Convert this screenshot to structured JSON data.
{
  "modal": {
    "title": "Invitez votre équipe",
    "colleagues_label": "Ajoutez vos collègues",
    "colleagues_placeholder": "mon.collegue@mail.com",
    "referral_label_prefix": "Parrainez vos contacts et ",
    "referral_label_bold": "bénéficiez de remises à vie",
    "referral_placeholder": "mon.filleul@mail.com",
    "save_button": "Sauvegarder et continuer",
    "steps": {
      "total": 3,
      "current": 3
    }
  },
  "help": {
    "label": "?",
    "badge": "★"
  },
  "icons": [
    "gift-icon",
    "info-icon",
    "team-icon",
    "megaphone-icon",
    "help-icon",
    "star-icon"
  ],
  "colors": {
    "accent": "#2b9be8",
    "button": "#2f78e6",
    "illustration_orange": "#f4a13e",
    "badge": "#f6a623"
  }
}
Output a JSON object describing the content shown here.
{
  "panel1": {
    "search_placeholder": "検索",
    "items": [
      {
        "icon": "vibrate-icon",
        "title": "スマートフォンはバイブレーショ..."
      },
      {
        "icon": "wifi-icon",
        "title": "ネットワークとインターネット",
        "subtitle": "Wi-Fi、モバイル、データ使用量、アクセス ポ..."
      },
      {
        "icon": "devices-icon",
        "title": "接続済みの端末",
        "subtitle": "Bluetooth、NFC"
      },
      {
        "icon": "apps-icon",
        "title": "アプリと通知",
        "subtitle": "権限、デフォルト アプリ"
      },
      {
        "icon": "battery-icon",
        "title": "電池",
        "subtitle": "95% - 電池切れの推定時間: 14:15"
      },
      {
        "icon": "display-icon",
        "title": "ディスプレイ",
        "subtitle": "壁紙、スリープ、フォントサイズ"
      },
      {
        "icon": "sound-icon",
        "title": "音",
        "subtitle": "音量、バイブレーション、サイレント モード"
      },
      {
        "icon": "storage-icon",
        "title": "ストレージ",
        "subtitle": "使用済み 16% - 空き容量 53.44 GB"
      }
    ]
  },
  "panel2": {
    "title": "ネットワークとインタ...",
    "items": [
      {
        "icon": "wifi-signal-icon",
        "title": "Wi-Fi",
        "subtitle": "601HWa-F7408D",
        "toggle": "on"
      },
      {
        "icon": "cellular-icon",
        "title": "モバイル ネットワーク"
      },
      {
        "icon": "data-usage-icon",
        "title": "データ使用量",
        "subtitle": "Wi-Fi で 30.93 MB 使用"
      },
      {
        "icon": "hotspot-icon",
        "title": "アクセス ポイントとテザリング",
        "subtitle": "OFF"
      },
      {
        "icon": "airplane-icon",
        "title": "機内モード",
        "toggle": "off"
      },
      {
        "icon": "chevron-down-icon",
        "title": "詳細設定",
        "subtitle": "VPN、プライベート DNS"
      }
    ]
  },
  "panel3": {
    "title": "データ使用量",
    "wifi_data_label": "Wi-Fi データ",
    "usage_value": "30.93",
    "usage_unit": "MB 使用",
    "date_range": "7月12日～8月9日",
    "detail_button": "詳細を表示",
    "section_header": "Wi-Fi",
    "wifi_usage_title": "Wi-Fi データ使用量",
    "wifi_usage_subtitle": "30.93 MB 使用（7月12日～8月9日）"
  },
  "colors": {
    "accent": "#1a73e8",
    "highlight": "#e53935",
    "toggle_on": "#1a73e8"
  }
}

────────────────────────────────────────

_WRITTEN EXERCISE_
All records above must be set down exactly, please.

_FULL SOLUTION_
Convert this screenshot to structured JSON data.
{
  "modal": {
    "title": "Invitez votre équipe",
    "colleagues_label": "Ajoutez vos collègues",
    "colleagues_placeholder": "mon.collegue@mail.com",
    "referral_label_prefix": "Parrainez vos contacts et ",
    "referral_label_bold": "bénéficiez de remises à vie",
    "referral_placeholder": "mon.filleul@mail.com",
    "save_button": "Sauvegarder et continuer",
    "steps": {
      "total": 3,
      "current": 3
    }
  },
  "help": {
    "label": "?",
    "badge": "★"
  },
  "icons": [
    "gift-icon",
    "info-icon",
    "team-icon",
    "megaphone-icon",
    "help-icon",
    "star-icon"
  ],
  "colors": {
    "accent": "#2b9be8",
    "button": "#2f78e6",
    "illustration_orange": "#f4a13e",
    "badge": "#f6a623"
  }
}
Output a JSON object describing the content shown here.
{
  "panel1": {
    "search_placeholder": "検索",
    "items": [
      {
        "icon": "vibrate-icon",
        "title": "スマートフォンはバイブレーショ..."
      },
      {
        "icon": "wifi-icon",
        "title": "ネットワークとインターネット",
        "subtitle": "Wi-Fi、モバイル、データ使用量、アクセス ポ..."
      },
      {
        "icon": "devices-icon",
        "title": "接続済みの端末",
        "subtitle": "Bluetooth、NFC"
      },
      {
        "icon": "apps-icon",
        "title": "アプリと通知",
        "subtitle": "権限、デフォルト アプリ"
      },
      {
        "icon": "battery-icon",
        "title": "電池",
        "subtitle": "95% - 電池切れの推定時間: 14:15"
      },
      {
        "icon": "display-icon",
        "title": "ディスプレイ",
        "subtitle": "壁紙、スリープ、フォントサイズ"
      },
      {
        "icon": "sound-icon",
        "title": "音",
        "subtitle": "音量、バイブレーション、サイレント モード"
      },
      {
        "icon": "storage-icon",
        "title": "ストレージ",
        "subtitle": "使用済み 16% - 空き容量 53.44 GB"
      }
    ]
  },
  "panel2": {
    "title": "ネットワークとインタ...",
    "items": [
      {
        "icon": "wifi-signal-icon",
        "title": "Wi-Fi",
        "subtitle": "601HWa-F7408D",
        "toggle": "on"
      },
      {
        "icon": "cellular-icon",
        "title": "モバイル ネットワーク"
      },
      {
        "icon": "data-usage-icon",
        "title": "データ使用量",
        "subtitle": "Wi-Fi で 30.93 MB 使用"
      },
      {
        "icon": "hotspot-icon",
        "title": "アクセス ポイントとテザリング",
        "subtitle": "OFF"
      },
      {
        "icon": "airplane-icon",
        "title": "機内モード",
        "toggle": "off"
      },
      {
        "icon": "chevron-down-icon",
        "title": "詳細設定",
        "subtitle": "VPN、プライベート DNS"
      }
    ]
  },
  "panel3": {
    "title": "データ使用量",
    "wifi_data_label": "Wi-Fi データ",
    "usage_value": "30.93",
    "usage_unit": "MB 使用",
    "date_range": "7月12日～8月9日",
    "detail_button": "詳細を表示",
    "section_header": "Wi-Fi",
    "wifi_usage_title": "Wi-Fi データ使用量",
    "wifi_usage_subtitle": "30.93 MB 使用（7月12日～8月9日）"
  },
  "colors": {
    "accent": "#1a73e8",
    "highlight": "#e53935",
    "toggle_on": "#1a73e8"
  }
}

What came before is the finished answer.